● **Stored records**:
□ □ □ □ □ □ □
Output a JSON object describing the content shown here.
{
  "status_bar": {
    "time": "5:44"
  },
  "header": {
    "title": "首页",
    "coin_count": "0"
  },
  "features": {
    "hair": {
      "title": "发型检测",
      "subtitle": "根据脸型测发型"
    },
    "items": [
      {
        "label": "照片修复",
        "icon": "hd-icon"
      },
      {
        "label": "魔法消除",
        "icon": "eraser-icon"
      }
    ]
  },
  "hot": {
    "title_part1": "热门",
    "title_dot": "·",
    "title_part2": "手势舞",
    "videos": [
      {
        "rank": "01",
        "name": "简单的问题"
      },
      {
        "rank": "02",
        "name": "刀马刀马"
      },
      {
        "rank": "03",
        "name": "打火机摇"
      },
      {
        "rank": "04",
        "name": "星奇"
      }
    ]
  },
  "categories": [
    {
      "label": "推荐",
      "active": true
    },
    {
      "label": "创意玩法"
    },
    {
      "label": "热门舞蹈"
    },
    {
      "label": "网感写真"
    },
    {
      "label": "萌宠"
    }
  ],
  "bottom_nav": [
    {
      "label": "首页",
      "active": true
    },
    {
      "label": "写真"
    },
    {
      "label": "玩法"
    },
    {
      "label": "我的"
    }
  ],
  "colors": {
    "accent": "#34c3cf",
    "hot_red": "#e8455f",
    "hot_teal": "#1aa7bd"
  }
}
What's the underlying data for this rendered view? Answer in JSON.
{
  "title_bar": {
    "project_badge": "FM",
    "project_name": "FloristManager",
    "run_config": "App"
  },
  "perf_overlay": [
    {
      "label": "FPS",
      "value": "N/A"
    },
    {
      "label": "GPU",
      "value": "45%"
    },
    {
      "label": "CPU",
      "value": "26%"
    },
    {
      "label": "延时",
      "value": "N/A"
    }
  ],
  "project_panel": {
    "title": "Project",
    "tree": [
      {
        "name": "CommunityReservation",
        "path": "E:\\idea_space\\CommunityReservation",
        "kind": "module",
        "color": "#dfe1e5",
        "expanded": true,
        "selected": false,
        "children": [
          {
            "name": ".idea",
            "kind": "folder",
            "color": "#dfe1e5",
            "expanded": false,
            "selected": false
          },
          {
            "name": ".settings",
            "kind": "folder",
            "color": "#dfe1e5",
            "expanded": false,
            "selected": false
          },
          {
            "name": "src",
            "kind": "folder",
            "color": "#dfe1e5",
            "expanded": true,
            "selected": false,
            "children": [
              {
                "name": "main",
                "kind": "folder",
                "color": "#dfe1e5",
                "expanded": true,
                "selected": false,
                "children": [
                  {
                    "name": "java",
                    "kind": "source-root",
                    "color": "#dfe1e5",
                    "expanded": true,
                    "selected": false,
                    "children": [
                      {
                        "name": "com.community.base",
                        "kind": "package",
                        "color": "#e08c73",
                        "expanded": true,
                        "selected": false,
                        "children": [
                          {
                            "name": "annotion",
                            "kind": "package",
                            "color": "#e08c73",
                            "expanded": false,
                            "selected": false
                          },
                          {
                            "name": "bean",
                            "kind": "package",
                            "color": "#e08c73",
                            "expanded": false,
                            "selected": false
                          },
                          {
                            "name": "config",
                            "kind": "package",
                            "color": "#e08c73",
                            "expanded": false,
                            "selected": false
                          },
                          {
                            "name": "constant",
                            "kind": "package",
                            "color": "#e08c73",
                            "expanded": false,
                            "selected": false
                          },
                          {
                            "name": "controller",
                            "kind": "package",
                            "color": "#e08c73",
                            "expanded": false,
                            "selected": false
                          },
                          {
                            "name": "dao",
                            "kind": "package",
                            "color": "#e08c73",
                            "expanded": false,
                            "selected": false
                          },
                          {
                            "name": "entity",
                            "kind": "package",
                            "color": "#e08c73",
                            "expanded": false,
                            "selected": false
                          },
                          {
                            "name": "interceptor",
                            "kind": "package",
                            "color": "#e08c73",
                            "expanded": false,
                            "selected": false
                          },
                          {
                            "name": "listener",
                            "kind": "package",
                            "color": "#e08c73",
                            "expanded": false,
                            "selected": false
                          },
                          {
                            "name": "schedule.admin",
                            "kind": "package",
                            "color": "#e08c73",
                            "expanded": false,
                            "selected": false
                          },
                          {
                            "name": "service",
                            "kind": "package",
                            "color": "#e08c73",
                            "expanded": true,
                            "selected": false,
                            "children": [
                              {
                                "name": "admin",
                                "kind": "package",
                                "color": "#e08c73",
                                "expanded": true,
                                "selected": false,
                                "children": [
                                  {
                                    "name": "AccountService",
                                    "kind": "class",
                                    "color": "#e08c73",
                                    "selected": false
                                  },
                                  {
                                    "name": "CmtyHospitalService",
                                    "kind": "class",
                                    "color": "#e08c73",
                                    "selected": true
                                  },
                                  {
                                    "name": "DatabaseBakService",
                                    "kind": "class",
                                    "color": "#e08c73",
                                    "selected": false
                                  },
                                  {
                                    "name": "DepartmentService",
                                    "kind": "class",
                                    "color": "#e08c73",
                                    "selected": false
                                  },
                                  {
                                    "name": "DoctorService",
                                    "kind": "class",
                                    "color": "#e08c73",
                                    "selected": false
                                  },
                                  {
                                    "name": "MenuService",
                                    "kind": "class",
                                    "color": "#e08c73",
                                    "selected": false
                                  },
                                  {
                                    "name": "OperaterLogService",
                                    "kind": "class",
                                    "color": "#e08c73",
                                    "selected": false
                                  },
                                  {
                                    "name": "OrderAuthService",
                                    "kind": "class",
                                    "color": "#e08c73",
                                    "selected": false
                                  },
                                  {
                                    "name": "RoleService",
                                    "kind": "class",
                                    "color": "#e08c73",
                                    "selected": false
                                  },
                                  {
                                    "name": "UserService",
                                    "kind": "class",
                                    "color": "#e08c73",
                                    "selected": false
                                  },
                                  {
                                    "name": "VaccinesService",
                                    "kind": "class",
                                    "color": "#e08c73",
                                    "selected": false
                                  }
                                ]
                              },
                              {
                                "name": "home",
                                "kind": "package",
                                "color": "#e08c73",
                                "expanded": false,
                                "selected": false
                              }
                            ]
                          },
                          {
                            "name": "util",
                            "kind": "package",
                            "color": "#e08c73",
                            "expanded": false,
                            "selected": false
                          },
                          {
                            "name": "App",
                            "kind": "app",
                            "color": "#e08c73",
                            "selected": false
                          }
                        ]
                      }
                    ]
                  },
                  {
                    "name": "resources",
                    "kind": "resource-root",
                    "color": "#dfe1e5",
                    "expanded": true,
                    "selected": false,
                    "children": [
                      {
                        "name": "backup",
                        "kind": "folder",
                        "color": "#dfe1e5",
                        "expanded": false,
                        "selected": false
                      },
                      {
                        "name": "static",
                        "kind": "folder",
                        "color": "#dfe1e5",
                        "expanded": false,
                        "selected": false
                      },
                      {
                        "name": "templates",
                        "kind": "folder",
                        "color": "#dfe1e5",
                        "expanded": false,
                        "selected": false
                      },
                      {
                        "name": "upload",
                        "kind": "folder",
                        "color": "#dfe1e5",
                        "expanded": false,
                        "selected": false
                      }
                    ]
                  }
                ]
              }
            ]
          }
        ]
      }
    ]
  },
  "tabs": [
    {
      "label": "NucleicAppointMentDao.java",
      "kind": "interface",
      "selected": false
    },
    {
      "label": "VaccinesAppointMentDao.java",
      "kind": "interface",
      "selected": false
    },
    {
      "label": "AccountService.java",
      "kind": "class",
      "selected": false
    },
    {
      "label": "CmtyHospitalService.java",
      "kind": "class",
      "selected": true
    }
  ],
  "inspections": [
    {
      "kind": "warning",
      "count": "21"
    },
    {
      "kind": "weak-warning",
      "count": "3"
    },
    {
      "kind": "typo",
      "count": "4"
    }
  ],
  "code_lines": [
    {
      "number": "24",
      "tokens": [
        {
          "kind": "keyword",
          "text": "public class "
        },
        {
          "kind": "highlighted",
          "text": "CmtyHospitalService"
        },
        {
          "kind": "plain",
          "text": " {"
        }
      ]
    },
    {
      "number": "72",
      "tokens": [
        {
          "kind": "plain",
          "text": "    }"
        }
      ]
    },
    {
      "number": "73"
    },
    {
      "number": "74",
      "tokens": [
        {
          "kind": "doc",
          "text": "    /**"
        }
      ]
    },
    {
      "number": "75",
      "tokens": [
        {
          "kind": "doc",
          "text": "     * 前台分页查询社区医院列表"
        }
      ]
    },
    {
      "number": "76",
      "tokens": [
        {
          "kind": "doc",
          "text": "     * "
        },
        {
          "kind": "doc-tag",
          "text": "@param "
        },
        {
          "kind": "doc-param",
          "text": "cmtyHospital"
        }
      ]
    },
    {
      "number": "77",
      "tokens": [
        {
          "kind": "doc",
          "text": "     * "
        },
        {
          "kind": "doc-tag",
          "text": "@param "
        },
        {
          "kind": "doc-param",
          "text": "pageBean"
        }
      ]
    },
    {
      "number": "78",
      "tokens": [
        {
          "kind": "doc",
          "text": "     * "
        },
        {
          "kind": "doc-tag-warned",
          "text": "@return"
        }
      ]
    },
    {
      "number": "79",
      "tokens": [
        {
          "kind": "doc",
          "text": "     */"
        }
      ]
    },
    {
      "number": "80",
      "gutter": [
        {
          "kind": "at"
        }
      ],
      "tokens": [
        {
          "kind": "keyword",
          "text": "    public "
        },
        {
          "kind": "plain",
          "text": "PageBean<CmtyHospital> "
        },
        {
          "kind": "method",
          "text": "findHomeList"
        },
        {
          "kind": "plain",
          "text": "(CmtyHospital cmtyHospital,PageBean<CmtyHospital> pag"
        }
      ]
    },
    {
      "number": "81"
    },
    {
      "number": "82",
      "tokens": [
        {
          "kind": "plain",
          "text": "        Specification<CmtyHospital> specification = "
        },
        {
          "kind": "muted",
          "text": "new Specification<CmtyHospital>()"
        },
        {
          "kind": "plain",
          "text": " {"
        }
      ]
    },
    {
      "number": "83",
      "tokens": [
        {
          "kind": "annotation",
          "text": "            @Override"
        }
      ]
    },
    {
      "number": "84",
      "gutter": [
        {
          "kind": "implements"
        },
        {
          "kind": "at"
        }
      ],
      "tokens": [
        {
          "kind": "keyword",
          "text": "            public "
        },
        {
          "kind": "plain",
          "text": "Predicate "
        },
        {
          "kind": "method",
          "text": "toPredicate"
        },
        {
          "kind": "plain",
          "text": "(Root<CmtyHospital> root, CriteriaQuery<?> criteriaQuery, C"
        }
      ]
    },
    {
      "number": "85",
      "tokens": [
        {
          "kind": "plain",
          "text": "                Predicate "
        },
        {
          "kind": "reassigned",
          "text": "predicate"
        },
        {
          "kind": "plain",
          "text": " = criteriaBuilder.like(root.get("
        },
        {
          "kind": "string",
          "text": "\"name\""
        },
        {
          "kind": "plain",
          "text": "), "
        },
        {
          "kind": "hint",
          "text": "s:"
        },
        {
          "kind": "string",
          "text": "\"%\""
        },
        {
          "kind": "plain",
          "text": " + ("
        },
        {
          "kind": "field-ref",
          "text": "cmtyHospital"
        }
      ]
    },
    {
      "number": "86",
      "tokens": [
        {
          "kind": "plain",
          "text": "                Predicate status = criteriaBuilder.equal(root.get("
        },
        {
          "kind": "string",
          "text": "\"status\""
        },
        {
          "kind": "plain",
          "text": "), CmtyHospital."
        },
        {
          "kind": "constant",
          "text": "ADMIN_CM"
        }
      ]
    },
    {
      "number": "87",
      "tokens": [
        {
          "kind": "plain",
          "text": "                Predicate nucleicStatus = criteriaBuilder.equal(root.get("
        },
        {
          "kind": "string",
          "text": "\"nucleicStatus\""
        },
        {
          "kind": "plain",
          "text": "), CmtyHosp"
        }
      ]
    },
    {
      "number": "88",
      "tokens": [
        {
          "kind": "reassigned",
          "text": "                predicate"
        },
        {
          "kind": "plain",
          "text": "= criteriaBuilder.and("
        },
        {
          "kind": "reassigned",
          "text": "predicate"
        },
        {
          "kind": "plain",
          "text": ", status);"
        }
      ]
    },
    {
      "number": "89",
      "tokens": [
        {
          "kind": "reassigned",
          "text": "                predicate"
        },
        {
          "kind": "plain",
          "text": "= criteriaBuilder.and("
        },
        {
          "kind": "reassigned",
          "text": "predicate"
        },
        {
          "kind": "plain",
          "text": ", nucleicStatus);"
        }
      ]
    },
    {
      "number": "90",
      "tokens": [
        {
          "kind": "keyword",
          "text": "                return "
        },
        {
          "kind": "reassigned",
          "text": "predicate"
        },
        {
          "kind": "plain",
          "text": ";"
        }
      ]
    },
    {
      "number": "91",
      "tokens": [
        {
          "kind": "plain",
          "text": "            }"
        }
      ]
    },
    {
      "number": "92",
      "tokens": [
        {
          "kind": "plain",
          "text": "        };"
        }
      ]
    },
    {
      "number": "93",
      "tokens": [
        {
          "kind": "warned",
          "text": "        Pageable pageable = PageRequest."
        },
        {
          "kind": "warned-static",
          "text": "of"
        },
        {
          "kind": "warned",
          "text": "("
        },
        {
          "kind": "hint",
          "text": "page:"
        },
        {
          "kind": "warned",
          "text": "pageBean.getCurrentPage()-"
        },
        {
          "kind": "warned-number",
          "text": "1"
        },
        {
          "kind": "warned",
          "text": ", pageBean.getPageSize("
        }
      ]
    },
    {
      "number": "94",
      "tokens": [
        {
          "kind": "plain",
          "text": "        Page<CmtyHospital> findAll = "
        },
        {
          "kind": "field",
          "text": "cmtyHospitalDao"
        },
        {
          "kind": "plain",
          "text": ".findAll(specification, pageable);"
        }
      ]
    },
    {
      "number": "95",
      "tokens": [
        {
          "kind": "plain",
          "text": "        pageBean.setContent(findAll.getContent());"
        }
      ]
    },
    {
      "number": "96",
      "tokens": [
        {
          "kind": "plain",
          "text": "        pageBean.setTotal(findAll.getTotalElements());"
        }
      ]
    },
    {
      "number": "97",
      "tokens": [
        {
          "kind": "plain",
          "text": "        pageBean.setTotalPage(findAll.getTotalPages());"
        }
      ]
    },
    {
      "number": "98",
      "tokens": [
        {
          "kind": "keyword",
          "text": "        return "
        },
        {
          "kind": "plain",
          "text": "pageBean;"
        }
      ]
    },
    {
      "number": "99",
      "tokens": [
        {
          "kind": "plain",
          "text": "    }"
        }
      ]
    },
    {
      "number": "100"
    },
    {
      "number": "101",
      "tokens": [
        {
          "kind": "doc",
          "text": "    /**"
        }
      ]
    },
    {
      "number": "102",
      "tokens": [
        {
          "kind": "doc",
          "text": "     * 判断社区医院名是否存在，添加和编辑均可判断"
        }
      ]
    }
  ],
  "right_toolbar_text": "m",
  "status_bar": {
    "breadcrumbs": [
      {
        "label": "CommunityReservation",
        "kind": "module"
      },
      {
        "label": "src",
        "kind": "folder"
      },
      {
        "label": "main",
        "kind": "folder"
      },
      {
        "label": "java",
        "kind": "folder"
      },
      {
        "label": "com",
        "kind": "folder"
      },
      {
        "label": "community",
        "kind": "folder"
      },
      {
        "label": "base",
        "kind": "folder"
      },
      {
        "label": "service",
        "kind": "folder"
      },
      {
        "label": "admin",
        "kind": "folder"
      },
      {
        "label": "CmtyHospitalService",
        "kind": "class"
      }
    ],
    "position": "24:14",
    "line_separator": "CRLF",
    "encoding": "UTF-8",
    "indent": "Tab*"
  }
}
□ □ □ □ □ □ □
● **PROBLEM DESCRIPTION**: Identify each line in the records above containing the word "public"; copy those lines.

● **TASK ANSWER**:
          "text": "public class "
          "text": "    public "
          "text": "            public "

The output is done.